=== Extracted information ===
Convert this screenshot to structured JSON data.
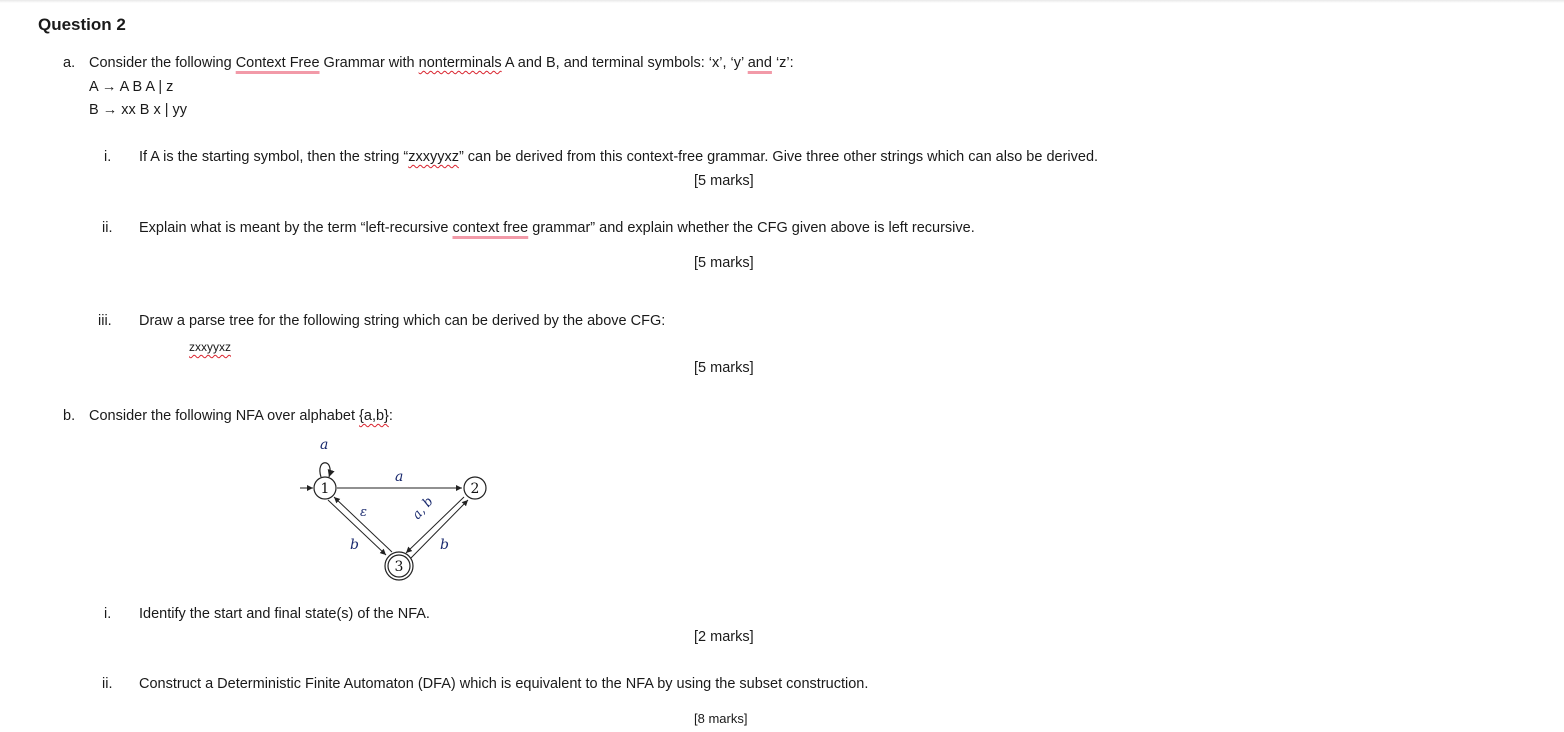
{
  "question": {
    "title": "Question 2",
    "part_a": {
      "label": "a.",
      "intro_parts": [
        "Consider the following ",
        "Context Free",
        " Grammar with ",
        "nonterminals",
        " A and B, and terminal symbols: ‘x’, ‘y’ ",
        "and",
        " ‘z’:"
      ],
      "grammar": [
        "A → A B A | z",
        "B → xx B x | yy"
      ],
      "sub": [
        {
          "label": "i.",
          "text_parts": [
            "If A is the starting symbol, then the string “",
            "zxxyyxz",
            "” can be derived from this context-free grammar. Give three other strings which can also be derived."
          ],
          "marks": "[5 marks]"
        },
        {
          "label": "ii.",
          "text_parts": [
            "Explain what is meant by the term “left-recursive ",
            "context free",
            " grammar” and explain whether the CFG given above is left recursive."
          ],
          "marks": "[5 marks]"
        },
        {
          "label": "iii.",
          "text": "Draw a parse tree for the following string which can be derived by the above CFG:",
          "string": "zxxyyxz",
          "marks": "[5 marks]"
        }
      ]
    },
    "part_b": {
      "label": "b.",
      "intro_parts": [
        "Consider the following NFA over alphabet ",
        "{a,b}",
        ":"
      ],
      "nfa": {
        "states": [
          {
            "id": "1",
            "start": true,
            "final": false
          },
          {
            "id": "2",
            "start": false,
            "final": false
          },
          {
            "id": "3",
            "start": false,
            "final": true
          }
        ],
        "transitions": [
          {
            "from": "1",
            "to": "1",
            "label": "a"
          },
          {
            "from": "1",
            "to": "2",
            "label": "a"
          },
          {
            "from": "3",
            "to": "1",
            "label": "ε"
          },
          {
            "from": "1",
            "to": "3",
            "label": "b"
          },
          {
            "from": "2",
            "to": "3",
            "label": "a, b"
          },
          {
            "from": "3",
            "to": "2",
            "label": "b"
          }
        ]
      },
      "sub": [
        {
          "label": "i.",
          "text": "Identify the start and final state(s) of the NFA.",
          "marks": "[2 marks]"
        },
        {
          "label": "ii.",
          "text": "Construct a Deterministic Finite Automaton (DFA) which is equivalent to the NFA by using the subset construction.",
          "marks": "[8 marks]"
        }
      ]
    }
  }
}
===
▸ **What you should do**
Would you set down the listing exactly, omitting pictures?

▸ **The response**
Convert this screenshot to structured JSON data.
{
  "question": {
    "title": "Question 2",
    "part_a": {
      "label": "a.",
      "intro_parts": [
        "Consider the following ",
        "Context Free",
        " Grammar with ",
        "nonterminals",
        " A and B, and terminal symbols: ‘x’, ‘y’ ",
        "and",
        " ‘z’:"
      ],
      "grammar": [
        "A → A B A | z",
        "B → xx B x | yy"
      ],
      "sub": [
        {
          "label": "i.",
          "text_parts": [
            "If A is the starting symbol, then the string “",
            "zxxyyxz",
            "” can be derived from this context-free grammar. Give three other strings which can also be derived."
          ],
          "marks": "[5 marks]"
        },
        {
          "label": "ii.",
          "text_parts": [
            "Explain what is meant by the term “left-recursive ",
            "context free",
            " grammar” and explain whether the CFG given above is left recursive."
          ],
          "marks": "[5 marks]"
        },
        {
          "label": "iii.",
          "text": "Draw a parse tree for the following string which can be derived by the above CFG:",
          "string": "zxxyyxz",
          "marks": "[5 marks]"
        }
      ]
    },
    "part_b": {
      "label": "b.",
      "intro_parts": [
        "Consider the following NFA over alphabet ",
        "{a,b}",
        ":"
      ],
      "nfa": {
        "states": [
          {
            "id": "1",
            "start": true,
            "final": false
          },
          {
            "id": "2",
            "start": false,
            "final": false
          },
          {
            "id": "3",
            "start": false,
            "final": true
          }
        ],
        "transitions": [
          {
            "from": "1",
            "to": "1",
            "label": "a"
          },
          {
            "from": "1",
            "to": "2",
            "label": "a"
          },
          {
            "from": "3",
            "to": "1",
            "label": "ε"
          },
          {
            "from": "1",
            "to": "3",
            "label": "b"
          },
          {
            "from": "2",
            "to": "3",
            "label": "a, b"
          },
          {
            "from": "3",
            "to": "2",
            "label": "b"
          }
        ]
      },
      "sub": [
        {
          "label": "i.",
          "text": "Identify the start and final state(s) of the NFA.",
          "marks": "[2 marks]"
        },
        {
          "label": "ii.",
          "text": "Construct a Deterministic Finite Automaton (DFA) which is equivalent to the NFA by using the subset construction.",
          "marks": "[8 marks]"
        }
      ]
    }
  }
}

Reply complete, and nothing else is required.